# Provided data start

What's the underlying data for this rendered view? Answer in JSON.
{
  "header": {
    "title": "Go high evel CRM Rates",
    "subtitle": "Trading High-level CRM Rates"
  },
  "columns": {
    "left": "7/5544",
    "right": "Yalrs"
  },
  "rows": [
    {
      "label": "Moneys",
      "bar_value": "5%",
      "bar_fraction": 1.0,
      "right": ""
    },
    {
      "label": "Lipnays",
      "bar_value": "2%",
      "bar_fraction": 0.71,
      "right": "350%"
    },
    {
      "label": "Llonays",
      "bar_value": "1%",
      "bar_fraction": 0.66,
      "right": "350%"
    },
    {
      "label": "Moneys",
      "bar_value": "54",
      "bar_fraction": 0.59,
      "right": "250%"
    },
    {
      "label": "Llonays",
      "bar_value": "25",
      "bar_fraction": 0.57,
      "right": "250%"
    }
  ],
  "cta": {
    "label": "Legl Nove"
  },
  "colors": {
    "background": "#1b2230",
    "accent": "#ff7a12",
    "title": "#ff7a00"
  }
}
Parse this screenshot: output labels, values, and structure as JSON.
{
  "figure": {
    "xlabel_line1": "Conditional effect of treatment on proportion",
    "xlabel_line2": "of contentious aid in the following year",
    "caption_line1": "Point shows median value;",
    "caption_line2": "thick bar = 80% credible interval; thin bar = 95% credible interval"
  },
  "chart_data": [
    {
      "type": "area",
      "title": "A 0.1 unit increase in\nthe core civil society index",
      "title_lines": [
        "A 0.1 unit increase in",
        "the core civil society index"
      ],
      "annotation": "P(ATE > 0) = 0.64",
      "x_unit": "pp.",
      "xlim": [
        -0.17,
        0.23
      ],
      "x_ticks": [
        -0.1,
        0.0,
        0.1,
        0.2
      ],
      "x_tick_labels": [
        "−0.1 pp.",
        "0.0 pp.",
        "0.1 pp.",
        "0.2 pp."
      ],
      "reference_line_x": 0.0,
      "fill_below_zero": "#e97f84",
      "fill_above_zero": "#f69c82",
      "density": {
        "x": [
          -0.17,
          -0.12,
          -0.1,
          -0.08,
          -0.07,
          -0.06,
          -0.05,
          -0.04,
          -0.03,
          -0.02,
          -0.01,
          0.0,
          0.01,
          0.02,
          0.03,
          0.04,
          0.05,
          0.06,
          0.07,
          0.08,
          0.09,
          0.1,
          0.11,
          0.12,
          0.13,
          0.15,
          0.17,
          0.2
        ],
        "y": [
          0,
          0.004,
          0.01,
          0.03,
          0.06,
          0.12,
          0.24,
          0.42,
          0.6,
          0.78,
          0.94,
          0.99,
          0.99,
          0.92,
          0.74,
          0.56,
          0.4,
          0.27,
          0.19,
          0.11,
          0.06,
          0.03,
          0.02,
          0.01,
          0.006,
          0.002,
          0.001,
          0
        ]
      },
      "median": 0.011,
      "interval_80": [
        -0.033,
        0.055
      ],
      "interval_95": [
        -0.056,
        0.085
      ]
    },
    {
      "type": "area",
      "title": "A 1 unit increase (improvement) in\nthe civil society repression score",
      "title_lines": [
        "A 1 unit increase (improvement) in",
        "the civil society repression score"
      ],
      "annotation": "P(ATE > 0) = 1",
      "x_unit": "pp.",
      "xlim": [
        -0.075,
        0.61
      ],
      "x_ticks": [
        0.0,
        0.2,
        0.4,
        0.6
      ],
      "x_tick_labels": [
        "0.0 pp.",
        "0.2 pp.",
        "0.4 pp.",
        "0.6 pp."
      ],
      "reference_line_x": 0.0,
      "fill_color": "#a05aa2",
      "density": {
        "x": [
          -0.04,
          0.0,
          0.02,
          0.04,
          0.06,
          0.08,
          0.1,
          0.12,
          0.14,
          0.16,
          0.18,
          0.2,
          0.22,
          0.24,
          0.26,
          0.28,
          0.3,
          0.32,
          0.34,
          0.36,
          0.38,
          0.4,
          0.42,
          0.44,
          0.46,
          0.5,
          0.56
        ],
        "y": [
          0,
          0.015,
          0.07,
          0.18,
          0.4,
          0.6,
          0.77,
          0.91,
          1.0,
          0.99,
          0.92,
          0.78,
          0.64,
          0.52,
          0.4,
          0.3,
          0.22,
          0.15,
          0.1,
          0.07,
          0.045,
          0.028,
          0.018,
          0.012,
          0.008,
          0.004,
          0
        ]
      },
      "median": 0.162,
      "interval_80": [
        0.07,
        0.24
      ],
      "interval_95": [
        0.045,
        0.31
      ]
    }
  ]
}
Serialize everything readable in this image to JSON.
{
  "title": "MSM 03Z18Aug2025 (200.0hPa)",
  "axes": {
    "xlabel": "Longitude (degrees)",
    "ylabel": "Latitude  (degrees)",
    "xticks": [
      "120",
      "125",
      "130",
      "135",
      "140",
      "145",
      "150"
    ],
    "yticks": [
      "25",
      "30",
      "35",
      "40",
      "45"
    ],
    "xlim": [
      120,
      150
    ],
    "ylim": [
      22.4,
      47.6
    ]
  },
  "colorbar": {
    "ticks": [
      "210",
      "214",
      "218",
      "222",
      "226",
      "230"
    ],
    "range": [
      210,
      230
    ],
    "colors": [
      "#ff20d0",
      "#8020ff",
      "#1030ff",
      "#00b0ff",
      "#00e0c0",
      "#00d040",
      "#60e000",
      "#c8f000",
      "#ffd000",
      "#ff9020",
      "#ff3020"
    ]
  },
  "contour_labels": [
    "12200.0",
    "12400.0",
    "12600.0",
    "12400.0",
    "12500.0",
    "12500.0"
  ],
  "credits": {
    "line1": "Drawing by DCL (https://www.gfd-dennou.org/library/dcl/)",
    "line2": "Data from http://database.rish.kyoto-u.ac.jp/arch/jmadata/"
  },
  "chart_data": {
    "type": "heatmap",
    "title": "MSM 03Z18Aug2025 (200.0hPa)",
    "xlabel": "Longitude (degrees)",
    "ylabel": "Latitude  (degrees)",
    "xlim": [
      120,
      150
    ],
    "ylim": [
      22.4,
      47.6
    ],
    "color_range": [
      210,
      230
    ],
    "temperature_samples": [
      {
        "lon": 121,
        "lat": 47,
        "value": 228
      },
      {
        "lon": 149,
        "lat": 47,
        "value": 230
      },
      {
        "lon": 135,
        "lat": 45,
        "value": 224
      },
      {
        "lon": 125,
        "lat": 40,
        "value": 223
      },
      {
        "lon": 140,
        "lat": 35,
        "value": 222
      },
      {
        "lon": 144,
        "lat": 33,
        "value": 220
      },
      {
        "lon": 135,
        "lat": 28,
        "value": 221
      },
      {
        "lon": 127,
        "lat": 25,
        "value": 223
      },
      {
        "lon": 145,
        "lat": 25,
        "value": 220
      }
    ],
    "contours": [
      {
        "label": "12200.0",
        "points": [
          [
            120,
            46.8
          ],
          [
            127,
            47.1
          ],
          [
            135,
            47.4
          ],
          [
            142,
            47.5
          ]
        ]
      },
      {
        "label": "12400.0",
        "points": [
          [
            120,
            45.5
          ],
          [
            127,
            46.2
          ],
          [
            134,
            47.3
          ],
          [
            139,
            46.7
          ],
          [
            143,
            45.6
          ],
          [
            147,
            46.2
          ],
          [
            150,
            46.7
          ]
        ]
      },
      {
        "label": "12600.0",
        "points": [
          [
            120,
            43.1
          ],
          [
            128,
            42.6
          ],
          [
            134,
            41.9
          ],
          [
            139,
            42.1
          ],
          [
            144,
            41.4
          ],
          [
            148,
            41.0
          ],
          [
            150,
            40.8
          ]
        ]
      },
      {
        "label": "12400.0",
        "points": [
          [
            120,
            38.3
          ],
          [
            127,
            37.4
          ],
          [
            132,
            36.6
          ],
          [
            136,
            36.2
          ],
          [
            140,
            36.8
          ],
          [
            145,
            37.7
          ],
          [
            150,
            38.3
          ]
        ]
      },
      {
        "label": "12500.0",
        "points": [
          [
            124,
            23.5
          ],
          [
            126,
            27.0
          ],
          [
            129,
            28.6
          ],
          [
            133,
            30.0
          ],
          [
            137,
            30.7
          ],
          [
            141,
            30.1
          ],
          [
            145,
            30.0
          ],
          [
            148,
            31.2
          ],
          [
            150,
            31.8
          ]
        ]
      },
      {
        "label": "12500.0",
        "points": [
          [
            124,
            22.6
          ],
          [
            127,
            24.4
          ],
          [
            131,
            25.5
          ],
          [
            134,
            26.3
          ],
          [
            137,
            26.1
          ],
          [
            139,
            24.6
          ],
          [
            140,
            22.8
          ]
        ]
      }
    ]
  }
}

# Provided data end

Problem to work on
Check each line above for the string "society" and show the ones that have it.

Correct output
      "title": "A 0.1 unit increase in\nthe core civil society index",
        "the core civil society index"
      "title": "A 1 unit increase (improvement) in\nthe civil society repression score",
        "the civil society repression score"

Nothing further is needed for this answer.